Goal of the exercise
Quote all entries in full, exactly.

Figure record listings:
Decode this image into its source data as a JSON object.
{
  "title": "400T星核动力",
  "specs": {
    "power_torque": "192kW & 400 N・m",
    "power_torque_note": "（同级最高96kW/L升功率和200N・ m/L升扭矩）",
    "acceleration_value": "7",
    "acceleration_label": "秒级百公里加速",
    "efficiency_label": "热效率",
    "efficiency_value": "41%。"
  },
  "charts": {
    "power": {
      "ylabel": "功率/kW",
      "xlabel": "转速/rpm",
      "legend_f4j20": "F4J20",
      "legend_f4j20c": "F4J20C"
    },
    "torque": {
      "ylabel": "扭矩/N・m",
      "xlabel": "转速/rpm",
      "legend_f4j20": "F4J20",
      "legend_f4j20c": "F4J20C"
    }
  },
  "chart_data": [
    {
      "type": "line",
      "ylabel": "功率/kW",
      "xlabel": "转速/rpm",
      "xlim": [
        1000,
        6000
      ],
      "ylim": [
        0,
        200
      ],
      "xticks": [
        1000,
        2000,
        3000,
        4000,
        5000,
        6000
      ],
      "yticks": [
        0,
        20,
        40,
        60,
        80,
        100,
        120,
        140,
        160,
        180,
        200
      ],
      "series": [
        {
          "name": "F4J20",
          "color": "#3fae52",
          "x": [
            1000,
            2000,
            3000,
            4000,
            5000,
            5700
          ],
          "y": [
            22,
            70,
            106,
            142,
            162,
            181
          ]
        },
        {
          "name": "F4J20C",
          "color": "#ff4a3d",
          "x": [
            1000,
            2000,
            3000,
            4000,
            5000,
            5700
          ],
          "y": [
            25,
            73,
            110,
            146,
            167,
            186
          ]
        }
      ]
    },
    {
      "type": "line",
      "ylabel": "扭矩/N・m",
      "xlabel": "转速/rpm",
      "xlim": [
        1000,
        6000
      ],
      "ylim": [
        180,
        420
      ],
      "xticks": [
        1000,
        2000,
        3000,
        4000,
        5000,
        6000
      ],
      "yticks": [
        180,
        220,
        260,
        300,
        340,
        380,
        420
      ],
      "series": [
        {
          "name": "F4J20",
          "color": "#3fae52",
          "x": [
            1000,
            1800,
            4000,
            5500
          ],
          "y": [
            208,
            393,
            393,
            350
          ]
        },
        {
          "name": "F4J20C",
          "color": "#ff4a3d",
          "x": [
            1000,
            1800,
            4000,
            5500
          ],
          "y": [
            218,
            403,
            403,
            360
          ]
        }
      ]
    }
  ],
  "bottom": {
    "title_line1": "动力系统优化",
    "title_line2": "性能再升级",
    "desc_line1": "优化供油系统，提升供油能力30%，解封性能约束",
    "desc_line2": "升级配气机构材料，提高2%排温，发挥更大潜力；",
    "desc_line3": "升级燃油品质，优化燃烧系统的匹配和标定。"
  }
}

Answer to this task
Decode this image into its source data as a JSON object.
{
  "title": "400T星核动力",
  "specs": {
    "power_torque": "192kW & 400 N・m",
    "power_torque_note": "（同级最高96kW/L升功率和200N・ m/L升扭矩）",
    "acceleration_value": "7",
    "acceleration_label": "秒级百公里加速",
    "efficiency_label": "热效率",
    "efficiency_value": "41%。"
  },
  "charts": {
    "power": {
      "ylabel": "功率/kW",
      "xlabel": "转速/rpm",
      "legend_f4j20": "F4J20",
      "legend_f4j20c": "F4J20C"
    },
    "torque": {
      "ylabel": "扭矩/N・m",
      "xlabel": "转速/rpm",
      "legend_f4j20": "F4J20",
      "legend_f4j20c": "F4J20C"
    }
  },
  "chart_data": [
    {
      "type": "line",
      "ylabel": "功率/kW",
      "xlabel": "转速/rpm",
      "xlim": [
        1000,
        6000
      ],
      "ylim": [
        0,
        200
      ],
      "xticks": [
        1000,
        2000,
        3000,
        4000,
        5000,
        6000
      ],
      "yticks": [
        0,
        20,
        40,
        60,
        80,
        100,
        120,
        140,
        160,
        180,
        200
      ],
      "series": [
        {
          "name": "F4J20",
          "color": "#3fae52",
          "x": [
            1000,
            2000,
            3000,
            4000,
            5000,
            5700
          ],
          "y": [
            22,
            70,
            106,
            142,
            162,
            181
          ]
        },
        {
          "name": "F4J20C",
          "color": "#ff4a3d",
          "x": [
            1000,
            2000,
            3000,
            4000,
            5000,
            5700
          ],
          "y": [
            25,
            73,
            110,
            146,
            167,
            186
          ]
        }
      ]
    },
    {
      "type": "line",
      "ylabel": "扭矩/N・m",
      "xlabel": "转速/rpm",
      "xlim": [
        1000,
        6000
      ],
      "ylim": [
        180,
        420
      ],
      "xticks": [
        1000,
        2000,
        3000,
        4000,
        5000,
        6000
      ],
      "yticks": [
        180,
        220,
        260,
        300,
        340,
        380,
        420
      ],
      "series": [
        {
          "name": "F4J20",
          "color": "#3fae52",
          "x": [
            1000,
            1800,
            4000,
            5500
          ],
          "y": [
            208,
            393,
            393,
            350
          ]
        },
        {
          "name": "F4J20C",
          "color": "#ff4a3d",
          "x": [
            1000,
            1800,
            4000,
            5500
          ],
          "y": [
            218,
            403,
            403,
            360
          ]
        }
      ]
    }
  ],
  "bottom": {
    "title_line1": "动力系统优化",
    "title_line2": "性能再升级",
    "desc_line1": "优化供油系统，提升供油能力30%，解封性能约束",
    "desc_line2": "升级配气机构材料，提高2%排温，发挥更大潜力；",
    "desc_line3": "升级燃油品质，优化燃烧系统的匹配和标定。"
  }
}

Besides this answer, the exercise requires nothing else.